Stored items from a collection
★ ★ ★ ★ ★
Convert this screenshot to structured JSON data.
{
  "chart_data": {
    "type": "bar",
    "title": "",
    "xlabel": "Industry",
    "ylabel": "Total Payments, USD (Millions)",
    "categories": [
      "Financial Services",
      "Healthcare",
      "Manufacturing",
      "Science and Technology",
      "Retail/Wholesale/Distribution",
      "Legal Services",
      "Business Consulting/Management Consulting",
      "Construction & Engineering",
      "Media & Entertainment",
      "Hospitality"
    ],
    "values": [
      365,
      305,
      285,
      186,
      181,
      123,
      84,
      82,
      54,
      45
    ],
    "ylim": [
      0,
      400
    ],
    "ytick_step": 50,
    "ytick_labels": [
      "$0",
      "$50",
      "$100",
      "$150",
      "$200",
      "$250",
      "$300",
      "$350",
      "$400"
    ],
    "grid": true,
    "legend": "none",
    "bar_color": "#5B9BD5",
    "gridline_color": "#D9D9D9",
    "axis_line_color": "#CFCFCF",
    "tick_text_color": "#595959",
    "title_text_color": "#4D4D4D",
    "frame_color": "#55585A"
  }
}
★ ★ ★ ★ ★
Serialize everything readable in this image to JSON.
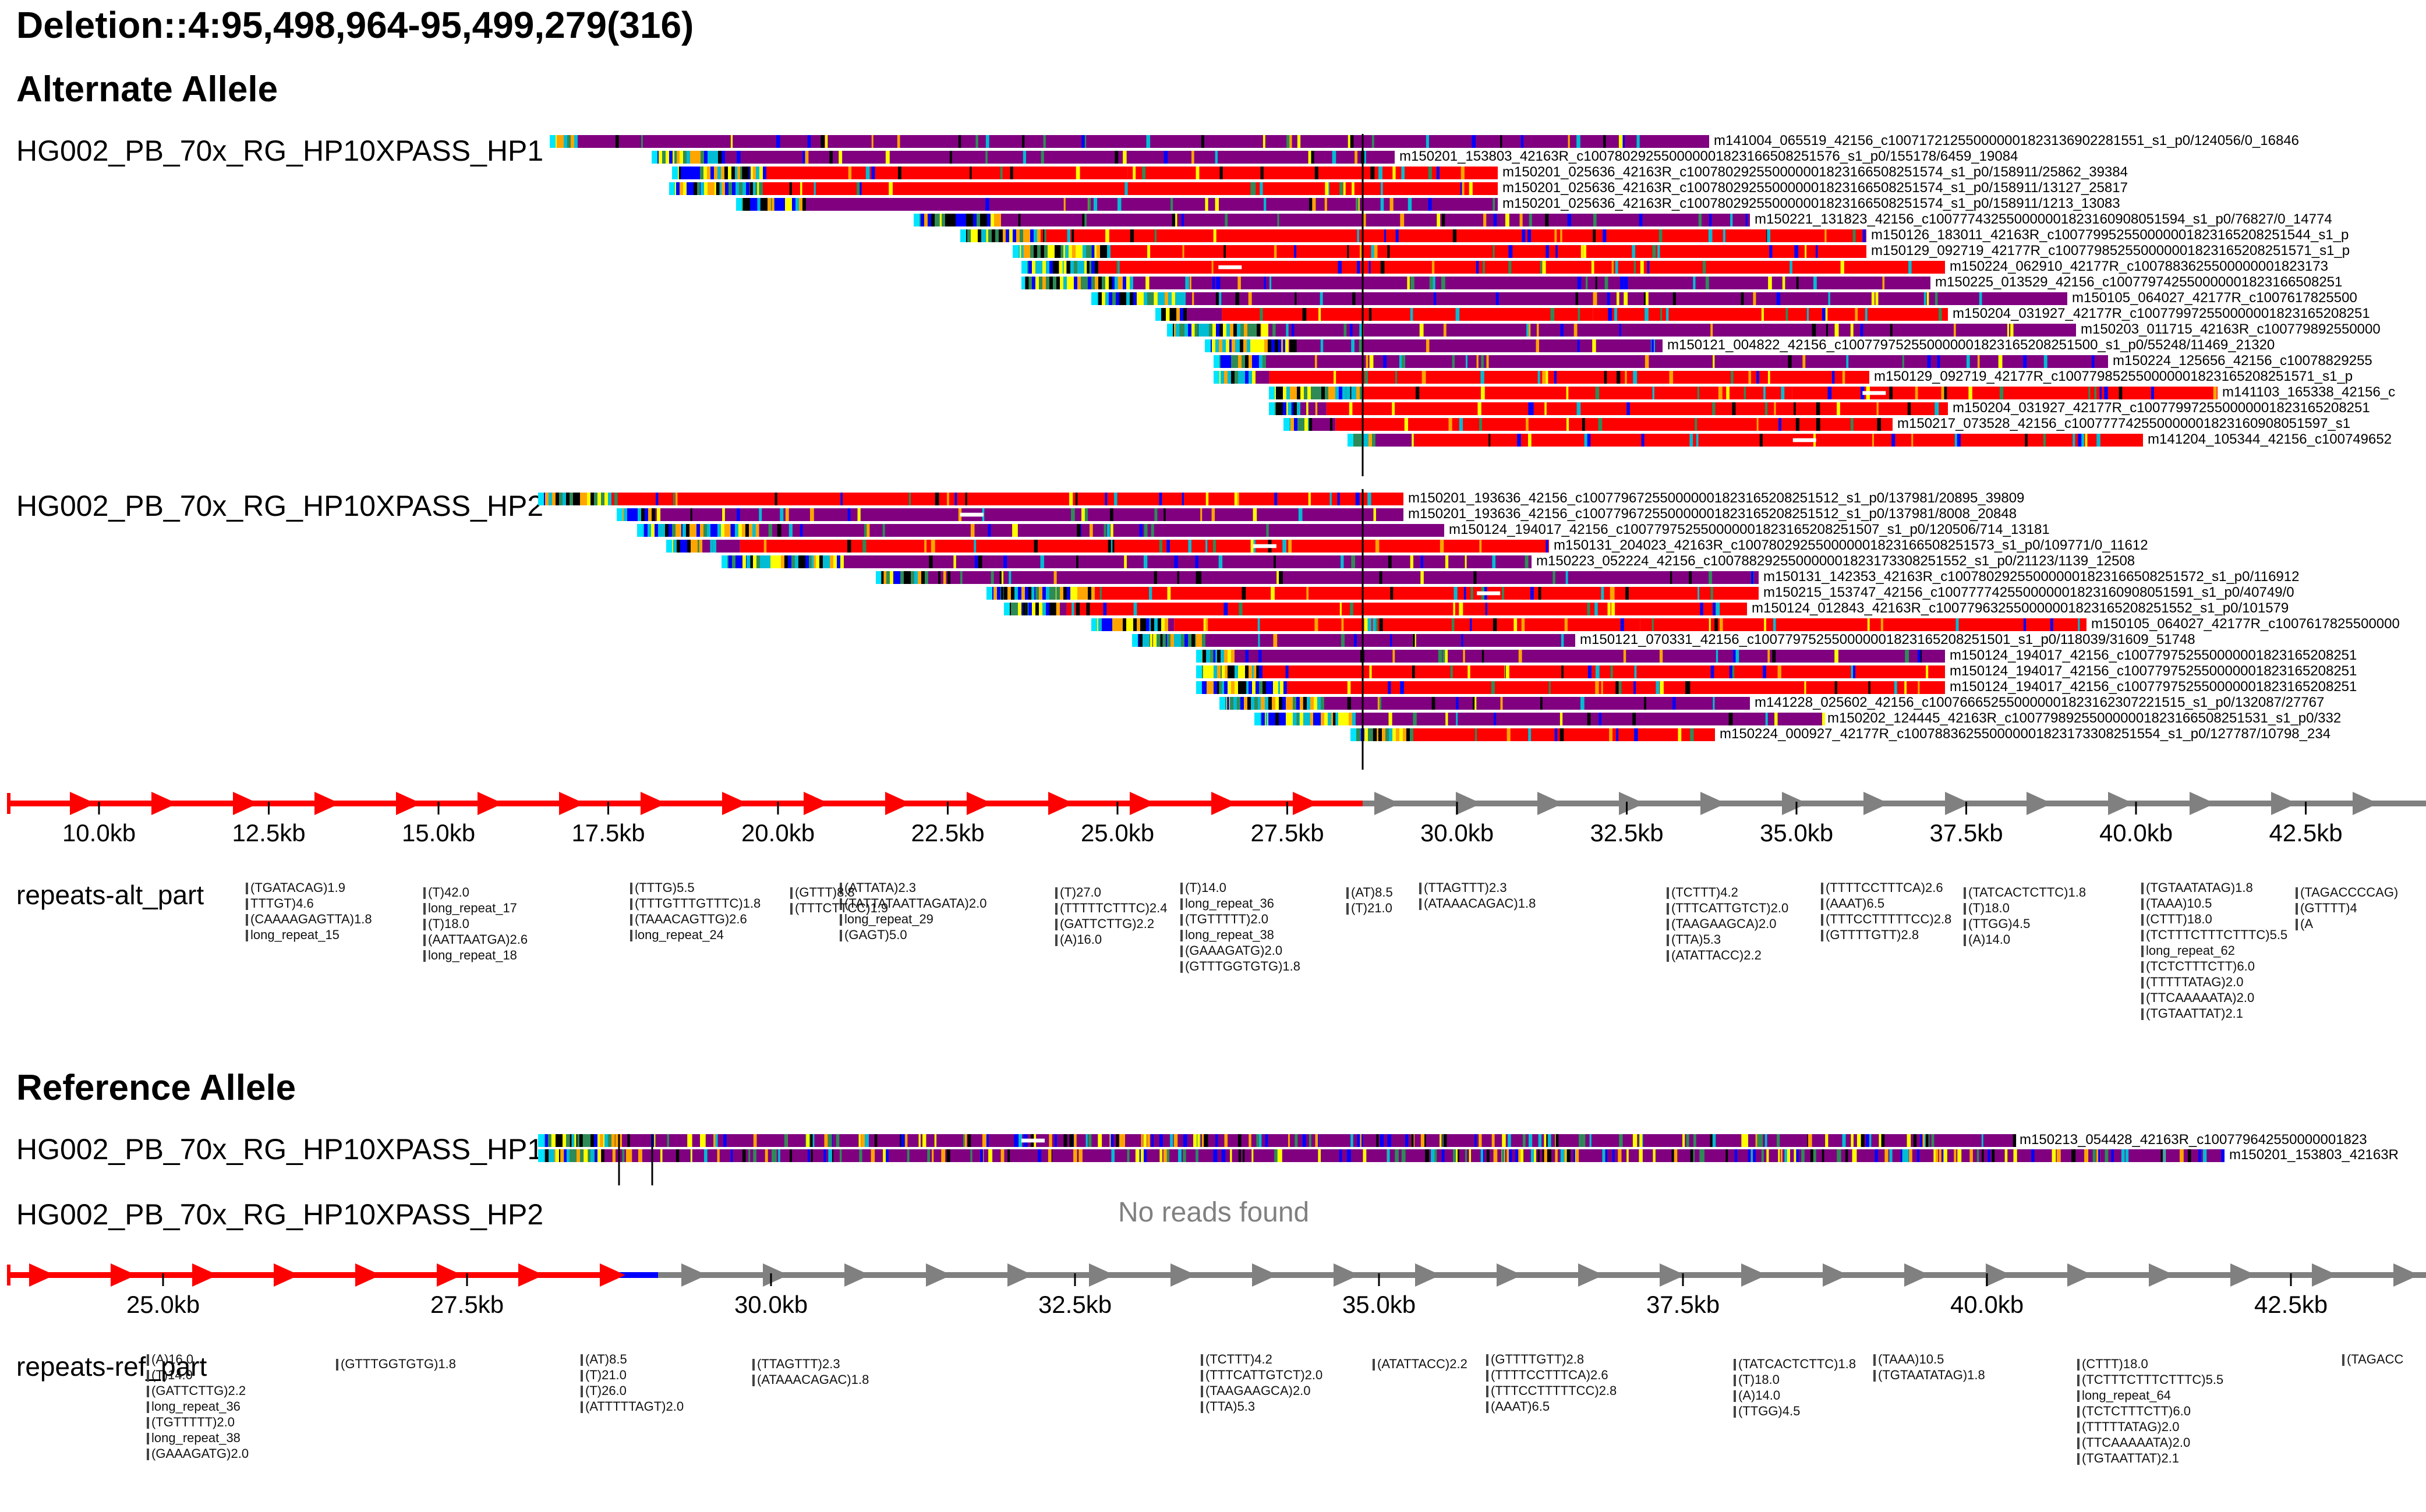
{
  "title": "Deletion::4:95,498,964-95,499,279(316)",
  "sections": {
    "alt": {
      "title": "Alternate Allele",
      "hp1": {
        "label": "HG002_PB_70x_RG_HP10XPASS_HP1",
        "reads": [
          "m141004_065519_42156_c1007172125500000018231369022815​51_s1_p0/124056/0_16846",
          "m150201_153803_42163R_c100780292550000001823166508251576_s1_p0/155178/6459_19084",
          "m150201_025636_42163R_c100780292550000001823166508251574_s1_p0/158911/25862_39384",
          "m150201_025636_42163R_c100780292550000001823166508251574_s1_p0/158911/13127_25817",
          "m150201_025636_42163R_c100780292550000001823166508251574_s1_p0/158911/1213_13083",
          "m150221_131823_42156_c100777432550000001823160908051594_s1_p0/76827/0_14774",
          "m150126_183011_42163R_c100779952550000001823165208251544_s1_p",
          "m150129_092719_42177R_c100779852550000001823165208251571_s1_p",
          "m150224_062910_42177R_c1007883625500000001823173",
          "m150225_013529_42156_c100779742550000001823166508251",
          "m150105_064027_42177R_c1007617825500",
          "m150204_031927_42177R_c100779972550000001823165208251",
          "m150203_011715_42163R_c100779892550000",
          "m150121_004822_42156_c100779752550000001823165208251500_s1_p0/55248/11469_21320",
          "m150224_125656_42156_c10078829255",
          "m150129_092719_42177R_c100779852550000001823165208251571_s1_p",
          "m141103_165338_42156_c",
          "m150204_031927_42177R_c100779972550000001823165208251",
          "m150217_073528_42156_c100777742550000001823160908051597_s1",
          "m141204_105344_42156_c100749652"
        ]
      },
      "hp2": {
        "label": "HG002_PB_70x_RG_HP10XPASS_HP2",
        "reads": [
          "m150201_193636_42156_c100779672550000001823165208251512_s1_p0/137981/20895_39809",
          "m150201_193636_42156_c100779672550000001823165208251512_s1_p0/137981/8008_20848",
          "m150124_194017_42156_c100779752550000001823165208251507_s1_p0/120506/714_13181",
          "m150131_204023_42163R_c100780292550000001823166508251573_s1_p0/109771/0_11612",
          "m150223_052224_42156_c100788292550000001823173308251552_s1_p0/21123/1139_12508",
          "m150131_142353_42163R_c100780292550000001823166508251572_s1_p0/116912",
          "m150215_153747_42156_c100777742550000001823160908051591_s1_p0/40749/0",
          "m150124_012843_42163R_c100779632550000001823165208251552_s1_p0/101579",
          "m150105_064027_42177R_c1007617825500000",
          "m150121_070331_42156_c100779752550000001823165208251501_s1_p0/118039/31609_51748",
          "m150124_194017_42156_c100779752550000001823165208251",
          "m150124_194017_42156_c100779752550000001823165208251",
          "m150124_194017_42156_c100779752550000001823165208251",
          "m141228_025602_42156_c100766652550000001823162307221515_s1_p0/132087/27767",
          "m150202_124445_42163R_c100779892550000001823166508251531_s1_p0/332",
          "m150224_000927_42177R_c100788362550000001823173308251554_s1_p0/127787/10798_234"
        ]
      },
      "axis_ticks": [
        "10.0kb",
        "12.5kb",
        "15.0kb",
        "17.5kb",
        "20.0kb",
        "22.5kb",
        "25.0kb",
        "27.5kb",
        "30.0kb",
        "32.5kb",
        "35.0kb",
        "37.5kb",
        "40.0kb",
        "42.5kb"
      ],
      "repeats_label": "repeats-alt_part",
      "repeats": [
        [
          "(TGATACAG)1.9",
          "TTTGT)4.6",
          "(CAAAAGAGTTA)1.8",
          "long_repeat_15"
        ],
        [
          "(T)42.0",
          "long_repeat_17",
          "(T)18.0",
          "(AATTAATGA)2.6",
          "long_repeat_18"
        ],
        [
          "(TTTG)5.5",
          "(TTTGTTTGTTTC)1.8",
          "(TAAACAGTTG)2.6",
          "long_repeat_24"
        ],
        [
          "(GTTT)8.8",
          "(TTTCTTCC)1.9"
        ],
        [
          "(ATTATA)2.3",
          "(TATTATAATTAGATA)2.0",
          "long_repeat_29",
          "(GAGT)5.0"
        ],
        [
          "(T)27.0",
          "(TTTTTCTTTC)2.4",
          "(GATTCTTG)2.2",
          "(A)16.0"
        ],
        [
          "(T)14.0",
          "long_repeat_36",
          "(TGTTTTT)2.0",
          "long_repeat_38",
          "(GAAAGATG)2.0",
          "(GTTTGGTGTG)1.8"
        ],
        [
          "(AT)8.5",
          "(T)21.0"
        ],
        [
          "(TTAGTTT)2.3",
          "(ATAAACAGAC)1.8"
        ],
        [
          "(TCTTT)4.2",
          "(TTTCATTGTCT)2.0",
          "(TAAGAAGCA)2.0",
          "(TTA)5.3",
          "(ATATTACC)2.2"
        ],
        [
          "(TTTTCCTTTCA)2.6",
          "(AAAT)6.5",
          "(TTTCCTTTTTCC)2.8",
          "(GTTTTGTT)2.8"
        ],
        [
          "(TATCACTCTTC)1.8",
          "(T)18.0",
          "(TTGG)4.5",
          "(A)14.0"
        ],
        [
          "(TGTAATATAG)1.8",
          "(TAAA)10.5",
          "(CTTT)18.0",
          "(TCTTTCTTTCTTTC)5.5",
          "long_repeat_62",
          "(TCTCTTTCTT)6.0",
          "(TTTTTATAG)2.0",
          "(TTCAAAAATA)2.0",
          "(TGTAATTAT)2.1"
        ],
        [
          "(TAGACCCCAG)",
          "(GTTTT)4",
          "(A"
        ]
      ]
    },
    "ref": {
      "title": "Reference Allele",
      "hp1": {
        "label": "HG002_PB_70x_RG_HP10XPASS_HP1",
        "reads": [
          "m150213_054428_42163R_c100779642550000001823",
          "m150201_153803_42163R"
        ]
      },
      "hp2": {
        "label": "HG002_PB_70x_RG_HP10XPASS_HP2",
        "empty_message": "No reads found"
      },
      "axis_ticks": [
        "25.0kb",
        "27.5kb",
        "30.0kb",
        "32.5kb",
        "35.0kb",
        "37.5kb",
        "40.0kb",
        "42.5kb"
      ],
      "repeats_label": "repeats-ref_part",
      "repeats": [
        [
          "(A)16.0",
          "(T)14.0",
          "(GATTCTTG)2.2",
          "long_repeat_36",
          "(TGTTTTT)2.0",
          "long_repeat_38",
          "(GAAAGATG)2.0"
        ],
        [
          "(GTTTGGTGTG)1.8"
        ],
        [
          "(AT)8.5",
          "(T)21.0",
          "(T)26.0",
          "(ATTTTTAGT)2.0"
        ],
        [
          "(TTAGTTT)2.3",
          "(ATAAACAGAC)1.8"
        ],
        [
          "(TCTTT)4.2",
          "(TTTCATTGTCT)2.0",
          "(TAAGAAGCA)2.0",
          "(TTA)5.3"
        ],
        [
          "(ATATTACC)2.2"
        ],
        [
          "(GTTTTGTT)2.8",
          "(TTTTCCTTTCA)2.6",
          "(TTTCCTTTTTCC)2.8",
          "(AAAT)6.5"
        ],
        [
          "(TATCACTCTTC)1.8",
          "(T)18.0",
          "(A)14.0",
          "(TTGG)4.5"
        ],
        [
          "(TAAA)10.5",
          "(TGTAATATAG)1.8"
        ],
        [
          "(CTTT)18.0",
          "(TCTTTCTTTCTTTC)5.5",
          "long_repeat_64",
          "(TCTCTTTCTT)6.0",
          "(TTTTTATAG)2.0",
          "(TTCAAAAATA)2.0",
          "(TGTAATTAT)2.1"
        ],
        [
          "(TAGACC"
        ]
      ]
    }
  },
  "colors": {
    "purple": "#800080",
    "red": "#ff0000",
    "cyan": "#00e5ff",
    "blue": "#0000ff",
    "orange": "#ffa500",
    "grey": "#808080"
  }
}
★ ★ ★ ★ ★
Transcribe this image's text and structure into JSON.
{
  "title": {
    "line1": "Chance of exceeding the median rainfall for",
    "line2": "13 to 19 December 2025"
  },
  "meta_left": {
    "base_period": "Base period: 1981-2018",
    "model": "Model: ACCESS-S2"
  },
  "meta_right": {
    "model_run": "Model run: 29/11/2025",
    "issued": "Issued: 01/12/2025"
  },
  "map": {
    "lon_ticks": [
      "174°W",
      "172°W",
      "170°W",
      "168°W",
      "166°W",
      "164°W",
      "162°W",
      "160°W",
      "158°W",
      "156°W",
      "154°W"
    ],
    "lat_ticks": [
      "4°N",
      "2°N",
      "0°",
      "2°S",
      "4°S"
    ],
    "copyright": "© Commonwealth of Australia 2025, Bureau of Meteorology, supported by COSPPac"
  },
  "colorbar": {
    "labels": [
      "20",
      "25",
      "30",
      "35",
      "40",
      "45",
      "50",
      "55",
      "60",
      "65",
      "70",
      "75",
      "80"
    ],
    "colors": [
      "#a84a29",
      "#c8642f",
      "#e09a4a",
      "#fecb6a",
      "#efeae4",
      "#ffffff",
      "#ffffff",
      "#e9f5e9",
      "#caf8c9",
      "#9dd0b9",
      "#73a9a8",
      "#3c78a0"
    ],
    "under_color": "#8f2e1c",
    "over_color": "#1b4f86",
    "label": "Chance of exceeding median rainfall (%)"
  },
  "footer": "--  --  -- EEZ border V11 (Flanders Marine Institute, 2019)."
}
★ ★ ★ ★ ★
Written exercise:
Copy all the lines above that hold the string "repeats".

Solution to the problem:
      "repeats_label": "repeats-alt_part",
      "repeats": [
      "repeats_label": "repeats-ref_part",
      "repeats": [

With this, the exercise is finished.